— Begin Input for this task —

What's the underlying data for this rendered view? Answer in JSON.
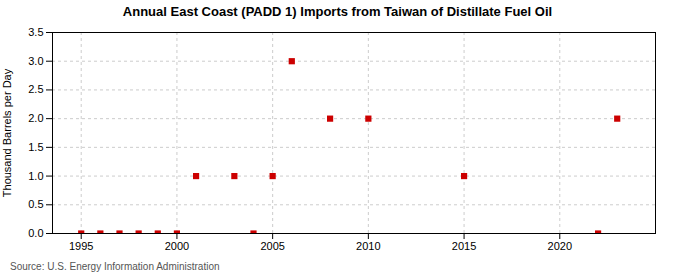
{
  "chart_data": {
    "type": "scatter",
    "title": "Annual East Coast (PADD 1) Imports from Taiwan of Distillate Fuel Oil",
    "ylabel": "Thousand Barrels per Day",
    "source": "Source: U.S. Energy Information Administration",
    "x": [
      1995,
      1996,
      1997,
      1998,
      1999,
      2000,
      2001,
      2003,
      2004,
      2005,
      2006,
      2008,
      2010,
      2015,
      2022,
      2023
    ],
    "values": [
      0.0,
      0.0,
      0.0,
      0.0,
      0.0,
      0.0,
      1.0,
      1.0,
      0.0,
      1.0,
      3.0,
      2.0,
      2.0,
      1.0,
      0.0,
      2.0
    ],
    "color": "#cc0000",
    "marker": "square",
    "xlim": [
      1993.5,
      2025
    ],
    "xticks": [
      1995,
      2000,
      2005,
      2010,
      2015,
      2020
    ],
    "ylim": [
      0,
      3.5
    ],
    "yticks": [
      {
        "value": 0,
        "label": "0.0"
      },
      0.5,
      {
        "value": 1,
        "label": "1.0"
      },
      1.5,
      {
        "value": 2,
        "label": "2.0"
      },
      2.5,
      {
        "value": 3,
        "label": "3.0"
      },
      3.5
    ],
    "grid": true
  }
}
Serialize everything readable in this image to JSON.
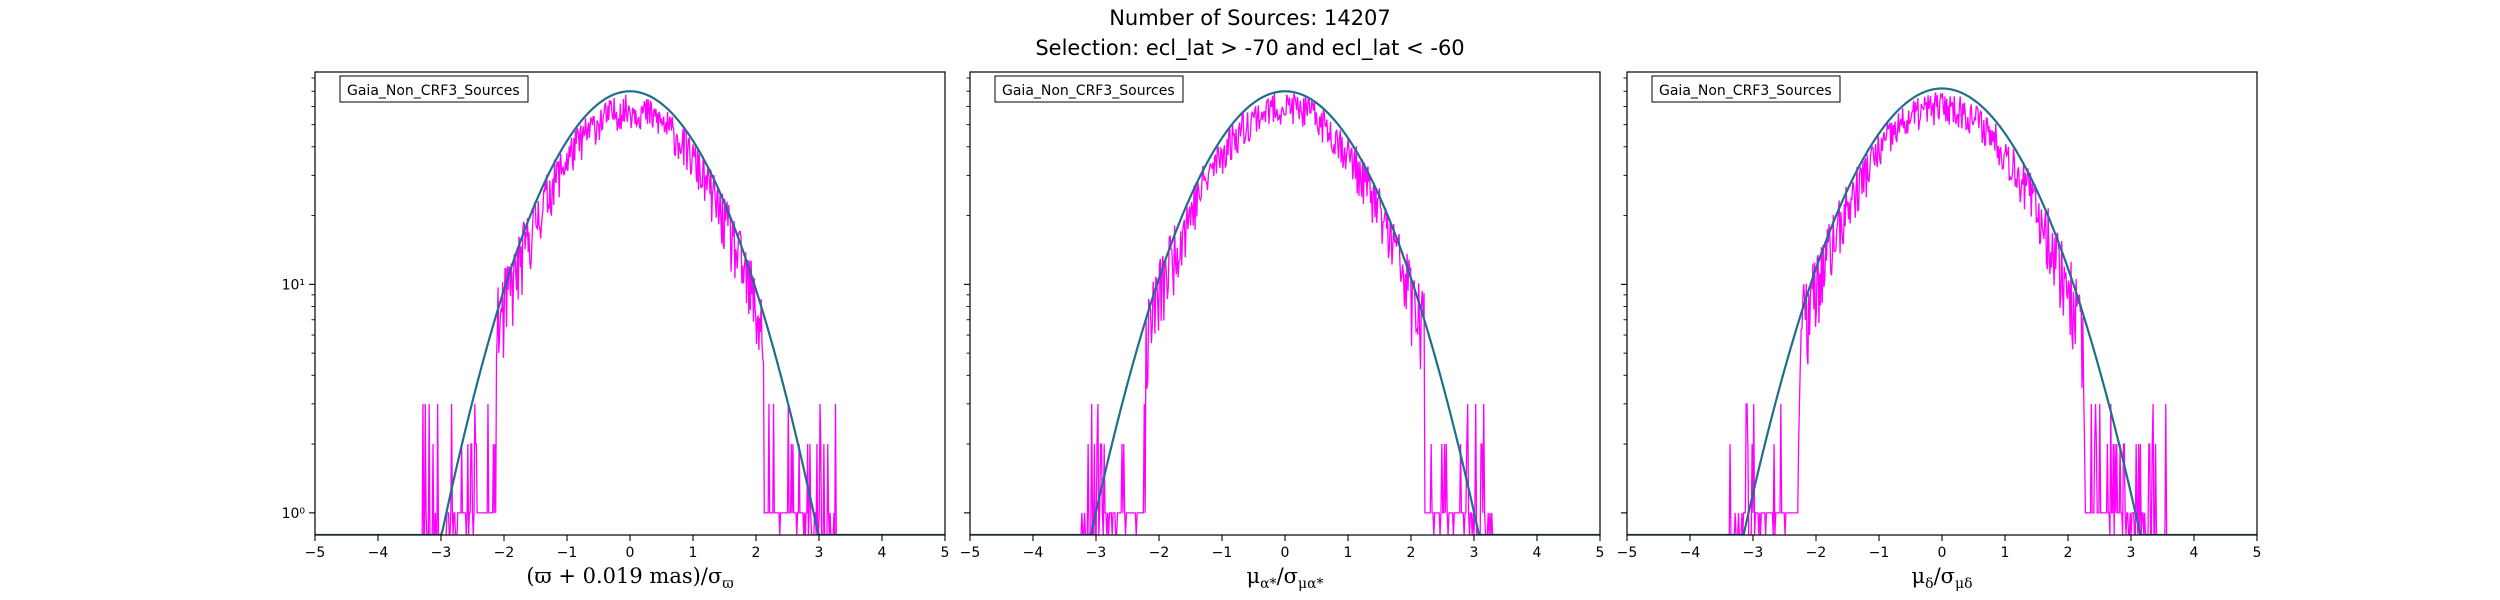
{
  "figure": {
    "title_line1": "Number of Sources: 14207",
    "title_line2": "Selection: ecl_lat > -70 and ecl_lat < -60"
  },
  "colors": {
    "histogram": "#ff00ff",
    "fit_curve": "#1f6f8b",
    "axes": "#000000",
    "background": "#ffffff"
  },
  "chart_data": [
    {
      "type": "histogram-line",
      "legend": "Gaia_Non_CRF3_Sources",
      "legend_position": "top-left",
      "xlabel_main": "(ϖ + 0.019 mas)/σ",
      "xlabel_sub": "ϖ",
      "xlim": [
        -5,
        5
      ],
      "ylim": [
        0.8,
        85
      ],
      "yscale": "log",
      "xticks": [
        -5,
        -4,
        -3,
        -2,
        -1,
        0,
        1,
        2,
        3,
        4,
        5
      ],
      "yticks": [
        {
          "value": 1,
          "label": "10⁰"
        },
        {
          "value": 10,
          "label": "10¹"
        }
      ],
      "fit": {
        "amplitude": 70,
        "mean": 0.0,
        "sigma": 1.0
      },
      "histogram": {
        "amplitude": 58,
        "mean": 0.0,
        "sigma": 1.0,
        "range": [
          -4.3,
          4.3
        ],
        "seed": 11
      }
    },
    {
      "type": "histogram-line",
      "legend": "Gaia_Non_CRF3_Sources",
      "legend_position": "top-left",
      "xlabel_main": "μ",
      "xlabel_sub": "α*",
      "xlabel_mid": "/σ",
      "xlabel_sub2": "μα*",
      "xlim": [
        -5,
        5
      ],
      "ylim": [
        0.8,
        85
      ],
      "yscale": "log",
      "xticks": [
        -5,
        -4,
        -3,
        -2,
        -1,
        0,
        1,
        2,
        3,
        4,
        5
      ],
      "yticks": [
        {
          "value": 1,
          "label": ""
        },
        {
          "value": 10,
          "label": ""
        }
      ],
      "fit": {
        "amplitude": 70,
        "mean": 0.0,
        "sigma": 1.03
      },
      "histogram": {
        "amplitude": 60,
        "mean": 0.0,
        "sigma": 1.03,
        "range": [
          -4.9,
          5.0
        ],
        "seed": 23
      }
    },
    {
      "type": "histogram-line",
      "legend": "Gaia_Non_CRF3_Sources",
      "legend_position": "top-left",
      "xlabel_main": "μ",
      "xlabel_sub": "δ",
      "xlabel_mid": "/σ",
      "xlabel_sub2": "μδ",
      "xlim": [
        -5,
        5
      ],
      "ylim": [
        0.8,
        85
      ],
      "yscale": "log",
      "xticks": [
        -5,
        -4,
        -3,
        -2,
        -1,
        0,
        1,
        2,
        3,
        4,
        5
      ],
      "yticks": [
        {
          "value": 1,
          "label": ""
        },
        {
          "value": 10,
          "label": ""
        }
      ],
      "fit": {
        "amplitude": 72,
        "mean": 0.0,
        "sigma": 1.05
      },
      "histogram": {
        "amplitude": 60,
        "mean": 0.0,
        "sigma": 1.05,
        "range": [
          -4.7,
          4.7
        ],
        "seed": 37
      }
    }
  ]
}
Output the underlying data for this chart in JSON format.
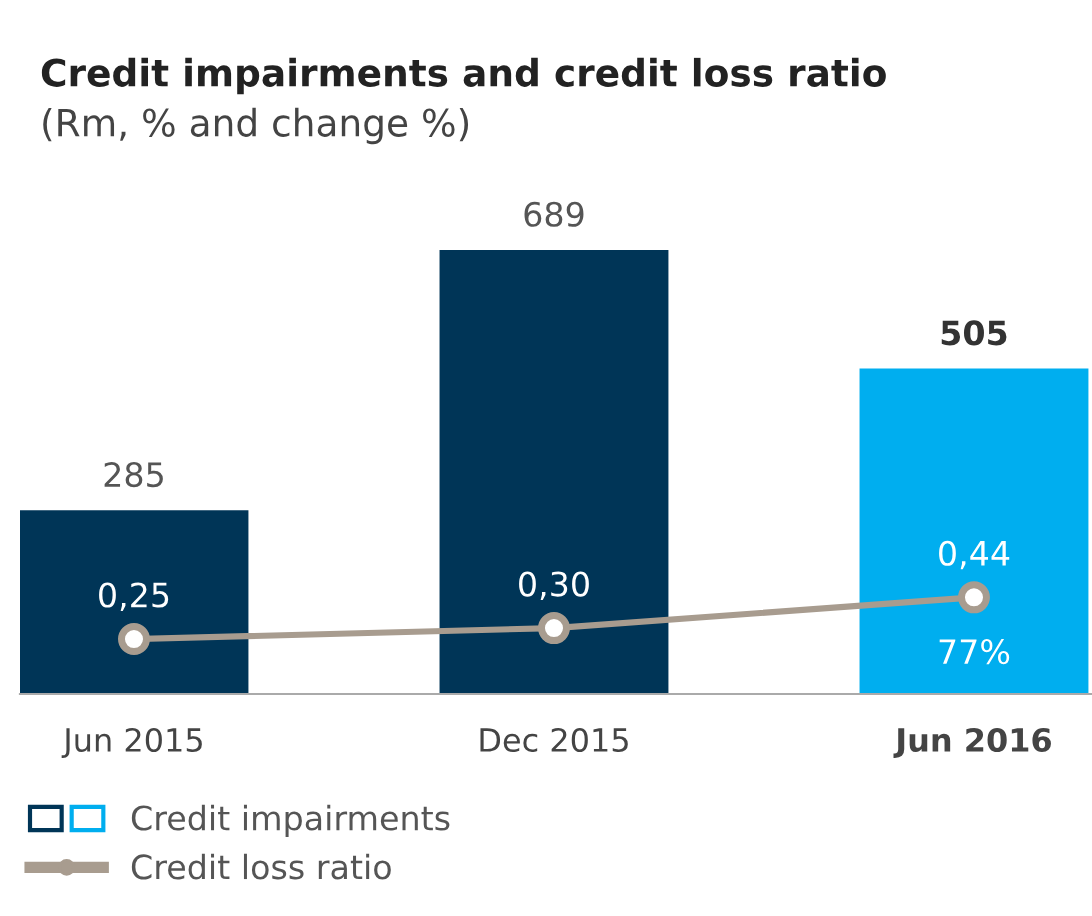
{
  "chart_data": {
    "type": "bar",
    "title": "Credit impairments and credit loss ratio",
    "subtitle": "(Rm, % and change %)",
    "categories": [
      "Jun 2015",
      "Dec 2015",
      "Jun 2016"
    ],
    "series": [
      {
        "name": "Credit impairments",
        "colors": [
          "#003557",
          "#003557",
          "#00aeef"
        ],
        "values": [
          285,
          689,
          505
        ],
        "value_labels": [
          "285",
          "689",
          "505"
        ]
      },
      {
        "name": "Credit loss ratio",
        "type": "line",
        "axis": "y2",
        "color": "#a89c8f",
        "values": [
          0.25,
          0.3,
          0.44
        ],
        "value_labels": [
          "0,25",
          "0,30",
          "0,44"
        ]
      }
    ],
    "annotations": [
      "77%"
    ],
    "tick_labels": "x",
    "grid": false,
    "legend": "bottom left",
    "marker": "circle",
    "line_style": "solid"
  }
}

— End Input for this task —

_Stated problem_
Write every record out again exactly; no pictures belong in the copy.

_The output_
What's the underlying data for this rendered view? Answer in JSON.
{
  "chart_data": {
    "type": "scatter",
    "title": "Annual East Coast (PADD 1) Imports from Taiwan of Distillate Fuel Oil",
    "ylabel": "Thousand Barrels per Day",
    "source": "Source: U.S. Energy Information Administration",
    "x": [
      1995,
      1996,
      1997,
      1998,
      1999,
      2000,
      2001,
      2003,
      2004,
      2005,
      2006,
      2008,
      2010,
      2015,
      2022,
      2023
    ],
    "values": [
      0.0,
      0.0,
      0.0,
      0.0,
      0.0,
      0.0,
      1.0,
      1.0,
      0.0,
      1.0,
      3.0,
      2.0,
      2.0,
      1.0,
      0.0,
      2.0
    ],
    "color": "#cc0000",
    "marker": "square",
    "xlim": [
      1993.5,
      2025
    ],
    "xticks": [
      1995,
      2000,
      2005,
      2010,
      2015,
      2020
    ],
    "ylim": [
      0,
      3.5
    ],
    "yticks": [
      {
        "value": 0,
        "label": "0.0"
      },
      0.5,
      {
        "value": 1,
        "label": "1.0"
      },
      1.5,
      {
        "value": 2,
        "label": "2.0"
      },
      2.5,
      {
        "value": 3,
        "label": "3.0"
      },
      3.5
    ],
    "grid": true
  }
}
Serialize everything readable in this image to JSON.
{
  "figure": {
    "title_line1": "Number of Sources: 14207",
    "title_line2": "Selection: ecl_lat > -70 and ecl_lat < -60"
  },
  "colors": {
    "histogram": "#ff00ff",
    "fit_curve": "#1f6f8b",
    "axes": "#000000",
    "background": "#ffffff"
  },
  "chart_data": [
    {
      "type": "histogram-line",
      "legend": "Gaia_Non_CRF3_Sources",
      "legend_position": "top-left",
      "xlabel_main": "(ϖ + 0.019 mas)/σ",
      "xlabel_sub": "ϖ",
      "xlim": [
        -5,
        5
      ],
      "ylim": [
        0.8,
        85
      ],
      "yscale": "log",
      "xticks": [
        -5,
        -4,
        -3,
        -2,
        -1,
        0,
        1,
        2,
        3,
        4,
        5
      ],
      "yticks": [
        {
          "value": 1,
          "label": "10⁰"
        },
        {
          "value": 10,
          "label": "10¹"
        }
      ],
      "fit": {
        "amplitude": 70,
        "mean": 0.0,
        "sigma": 1.0
      },
      "histogram": {
        "amplitude": 58,
        "mean": 0.0,
        "sigma": 1.0,
        "range": [
          -4.3,
          4.3
        ],
        "seed": 11
      }
    },
    {
      "type": "histogram-line",
      "legend": "Gaia_Non_CRF3_Sources",
      "legend_position": "top-left",
      "xlabel_main": "μ",
      "xlabel_sub": "α*",
      "xlabel_mid": "/σ",
      "xlabel_sub2": "μα*",
      "xlim": [
        -5,
        5
      ],
      "ylim": [
        0.8,
        85
      ],
      "yscale": "log",
      "xticks": [
        -5,
        -4,
        -3,
        -2,
        -1,
        0,
        1,
        2,
        3,
        4,
        5
      ],
      "yticks": [
        {
          "value": 1,
          "label": ""
        },
        {
          "value": 10,
          "label": ""
        }
      ],
      "fit": {
        "amplitude": 70,
        "mean": 0.0,
        "sigma": 1.03
      },
      "histogram": {
        "amplitude": 60,
        "mean": 0.0,
        "sigma": 1.03,
        "range": [
          -4.9,
          5.0
        ],
        "seed": 23
      }
    },
    {
      "type": "histogram-line",
      "legend": "Gaia_Non_CRF3_Sources",
      "legend_position": "top-left",
      "xlabel_main": "μ",
      "xlabel_sub": "δ",
      "xlabel_mid": "/σ",
      "xlabel_sub2": "μδ",
      "xlim": [
        -5,
        5
      ],
      "ylim": [
        0.8,
        85
      ],
      "yscale": "log",
      "xticks": [
        -5,
        -4,
        -3,
        -2,
        -1,
        0,
        1,
        2,
        3,
        4,
        5
      ],
      "yticks": [
        {
          "value": 1,
          "label": ""
        },
        {
          "value": 10,
          "label": ""
        }
      ],
      "fit": {
        "amplitude": 72,
        "mean": 0.0,
        "sigma": 1.05
      },
      "histogram": {
        "amplitude": 60,
        "mean": 0.0,
        "sigma": 1.05,
        "range": [
          -4.7,
          4.7
        ],
        "seed": 37
      }
    }
  ]
}
Output the underlying data for this chart in JSON format.
{
  "chart_data": {
    "type": "bar",
    "title": "Credit impairments and credit loss ratio",
    "subtitle": "(Rm, % and change %)",
    "categories": [
      "Jun 2015",
      "Dec 2015",
      "Jun 2016"
    ],
    "series": [
      {
        "name": "Credit impairments",
        "colors": [
          "#003557",
          "#003557",
          "#00aeef"
        ],
        "values": [
          285,
          689,
          505
        ],
        "value_labels": [
          "285",
          "689",
          "505"
        ]
      },
      {
        "name": "Credit loss ratio",
        "type": "line",
        "axis": "y2",
        "color": "#a89c8f",
        "values": [
          0.25,
          0.3,
          0.44
        ],
        "value_labels": [
          "0,25",
          "0,30",
          "0,44"
        ]
      }
    ],
    "annotations": [
      "77%"
    ],
    "tick_labels": "x",
    "grid": false,
    "legend": "bottom left",
    "marker": "circle",
    "line_style": "solid"
  }
}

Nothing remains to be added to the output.